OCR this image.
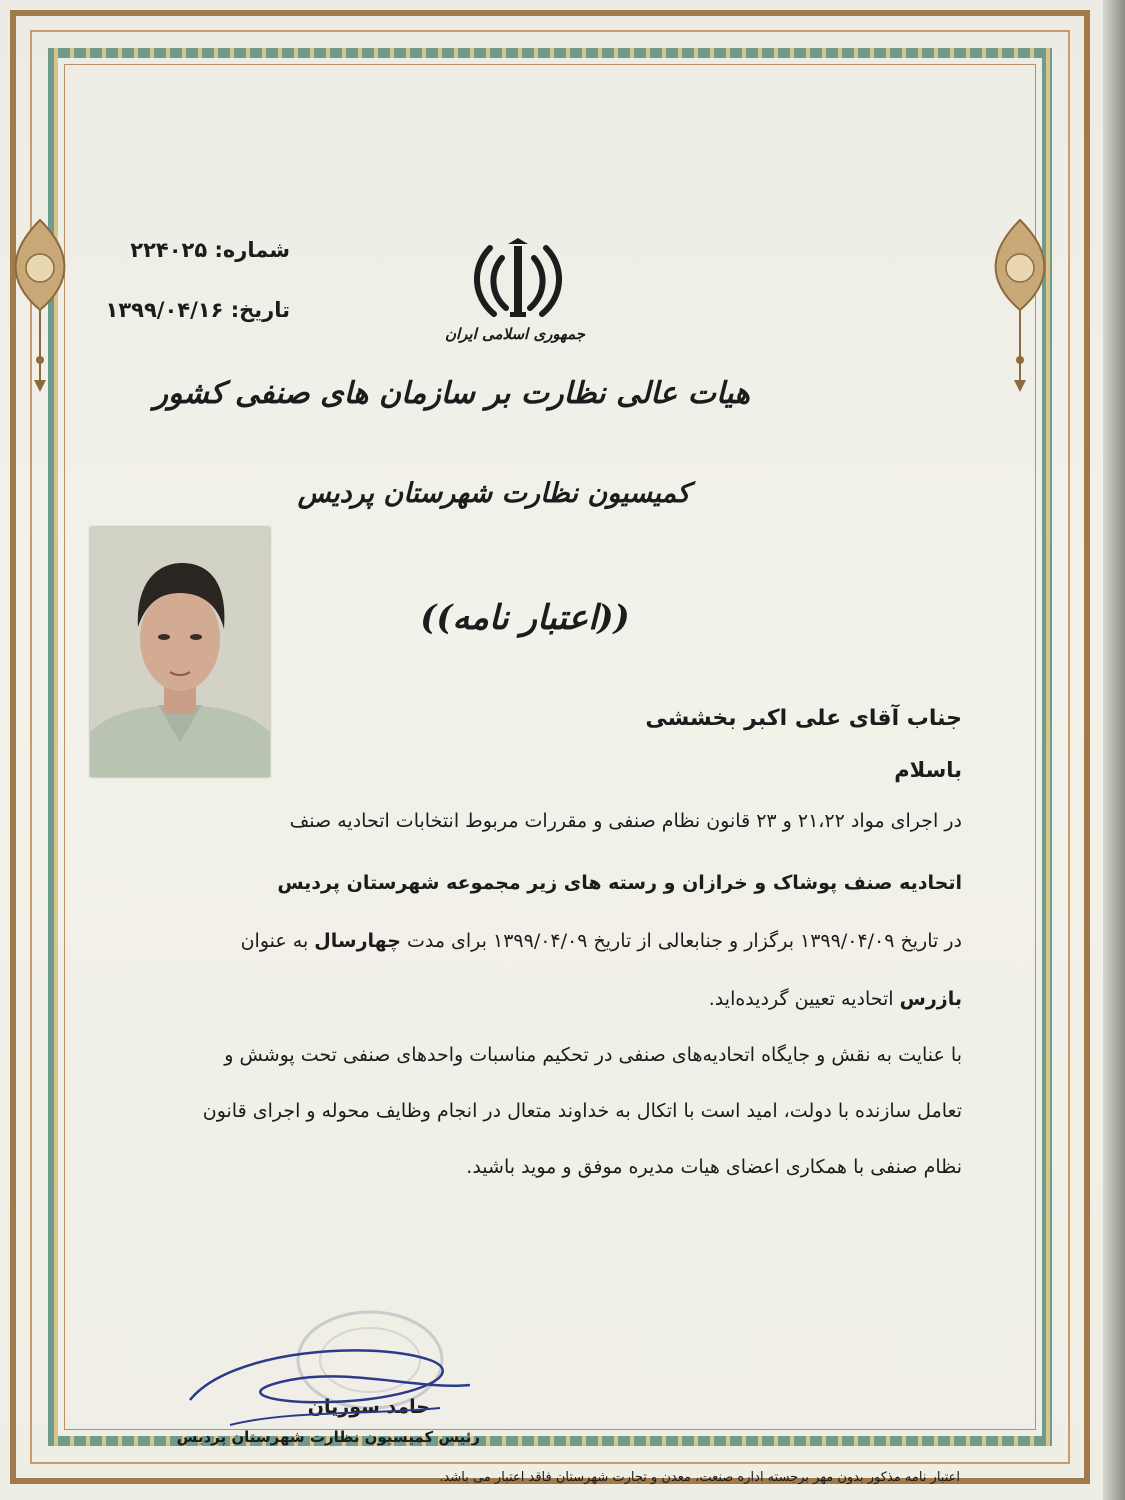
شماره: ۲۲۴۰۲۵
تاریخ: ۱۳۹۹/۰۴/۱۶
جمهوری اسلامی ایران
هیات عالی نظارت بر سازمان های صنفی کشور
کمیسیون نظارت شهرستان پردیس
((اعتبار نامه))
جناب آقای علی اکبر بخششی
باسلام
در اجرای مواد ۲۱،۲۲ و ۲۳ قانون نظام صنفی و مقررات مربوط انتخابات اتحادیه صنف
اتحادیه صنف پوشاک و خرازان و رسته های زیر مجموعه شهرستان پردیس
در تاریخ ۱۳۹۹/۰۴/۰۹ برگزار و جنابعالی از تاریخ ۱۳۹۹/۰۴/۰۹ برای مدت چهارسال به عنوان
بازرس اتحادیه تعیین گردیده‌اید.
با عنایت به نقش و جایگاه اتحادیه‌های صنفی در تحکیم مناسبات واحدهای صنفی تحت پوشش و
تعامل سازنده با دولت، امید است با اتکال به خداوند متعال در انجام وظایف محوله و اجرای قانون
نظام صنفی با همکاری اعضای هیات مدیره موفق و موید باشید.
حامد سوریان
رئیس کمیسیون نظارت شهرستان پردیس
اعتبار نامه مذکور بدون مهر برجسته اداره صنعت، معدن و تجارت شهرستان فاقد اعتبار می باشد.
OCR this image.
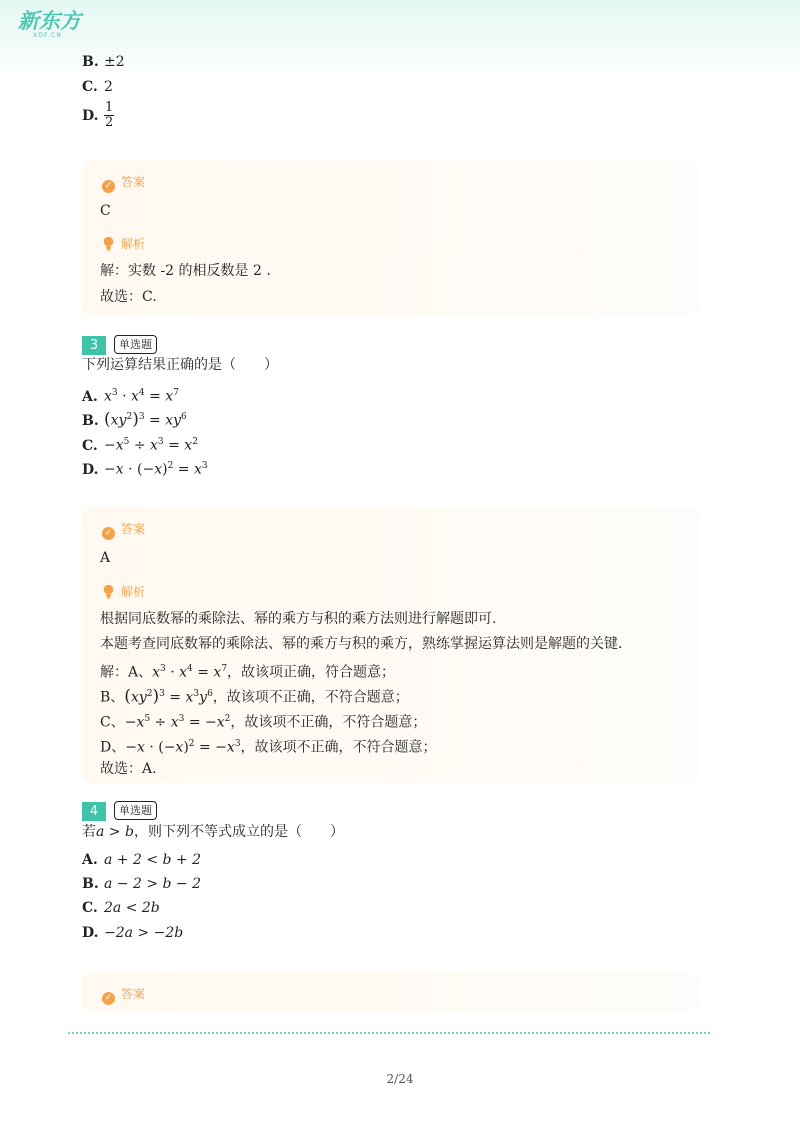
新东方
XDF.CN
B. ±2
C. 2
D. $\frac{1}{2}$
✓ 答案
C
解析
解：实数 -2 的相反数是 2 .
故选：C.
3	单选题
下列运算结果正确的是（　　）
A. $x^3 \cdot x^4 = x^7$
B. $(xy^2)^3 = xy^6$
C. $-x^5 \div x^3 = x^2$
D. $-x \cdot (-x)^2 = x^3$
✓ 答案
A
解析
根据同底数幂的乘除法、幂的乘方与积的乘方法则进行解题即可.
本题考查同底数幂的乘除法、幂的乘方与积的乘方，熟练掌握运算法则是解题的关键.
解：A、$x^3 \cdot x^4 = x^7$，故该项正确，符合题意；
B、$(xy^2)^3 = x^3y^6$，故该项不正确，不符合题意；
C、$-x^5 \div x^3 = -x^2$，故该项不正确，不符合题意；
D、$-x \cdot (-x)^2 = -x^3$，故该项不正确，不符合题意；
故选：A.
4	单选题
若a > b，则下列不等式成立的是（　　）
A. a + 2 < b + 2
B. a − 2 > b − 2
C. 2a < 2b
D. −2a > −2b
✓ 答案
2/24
+ + +
_EXERCISE DETAILS:_ Could you repeat all of the material exactly? Pictures should not be copied.

_OUTPUT FOR THIS EXERCISE:_
OCR this image.
شماره: ۲۲۴۰۲۵
تاریخ: ۱۳۹۹/۰۴/۱۶
جمهوری اسلامی ایران
هیات عالی نظارت بر سازمان های صنفی کشور
کمیسیون نظارت شهرستان پردیس
((اعتبار نامه))
جناب آقای علی اکبر بخششی
باسلام
در اجرای مواد ۲۱،۲۲ و ۲۳ قانون نظام صنفی و مقررات مربوط انتخابات اتحادیه صنف
اتحادیه صنف پوشاک و خرازان و رسته های زیر مجموعه شهرستان پردیس
در تاریخ ۱۳۹۹/۰۴/۰۹ برگزار و جنابعالی از تاریخ ۱۳۹۹/۰۴/۰۹ برای مدت چهارسال به عنوان
بازرس اتحادیه تعیین گردیده‌اید.
با عنایت به نقش و جایگاه اتحادیه‌های صنفی در تحکیم مناسبات واحدهای صنفی تحت پوشش و
تعامل سازنده با دولت، امید است با اتکال به خداوند متعال در انجام وظایف محوله و اجرای قانون
نظام صنفی با همکاری اعضای هیات مدیره موفق و موید باشید.
حامد سوریان
رئیس کمیسیون نظارت شهرستان پردیس
اعتبار نامه مذکور بدون مهر برجسته اداره صنعت، معدن و تجارت شهرستان فاقد اعتبار می باشد.
OCR this image.
新东方
XDF.CN
B. ±2
C. 2
D. $\frac{1}{2}$
✓ 答案
C
解析
解：实数 -2 的相反数是 2 .
故选：C.
3	单选题
下列运算结果正确的是（　　）
A. $x^3 \cdot x^4 = x^7$
B. $(xy^2)^3 = xy^6$
C. $-x^5 \div x^3 = x^2$
D. $-x \cdot (-x)^2 = x^3$
✓ 答案
A
解析
根据同底数幂的乘除法、幂的乘方与积的乘方法则进行解题即可.
本题考查同底数幂的乘除法、幂的乘方与积的乘方，熟练掌握运算法则是解题的关键.
解：A、$x^3 \cdot x^4 = x^7$，故该项正确，符合题意；
B、$(xy^2)^3 = x^3y^6$，故该项不正确，不符合题意；
C、$-x^5 \div x^3 = -x^2$，故该项不正确，不符合题意；
D、$-x \cdot (-x)^2 = -x^3$，故该项不正确，不符合题意；
故选：A.
4	单选题
若a > b，则下列不等式成立的是（　　）
A. a + 2 < b + 2
B. a − 2 > b − 2
C. 2a < 2b
D. −2a > −2b
✓ 答案
2/24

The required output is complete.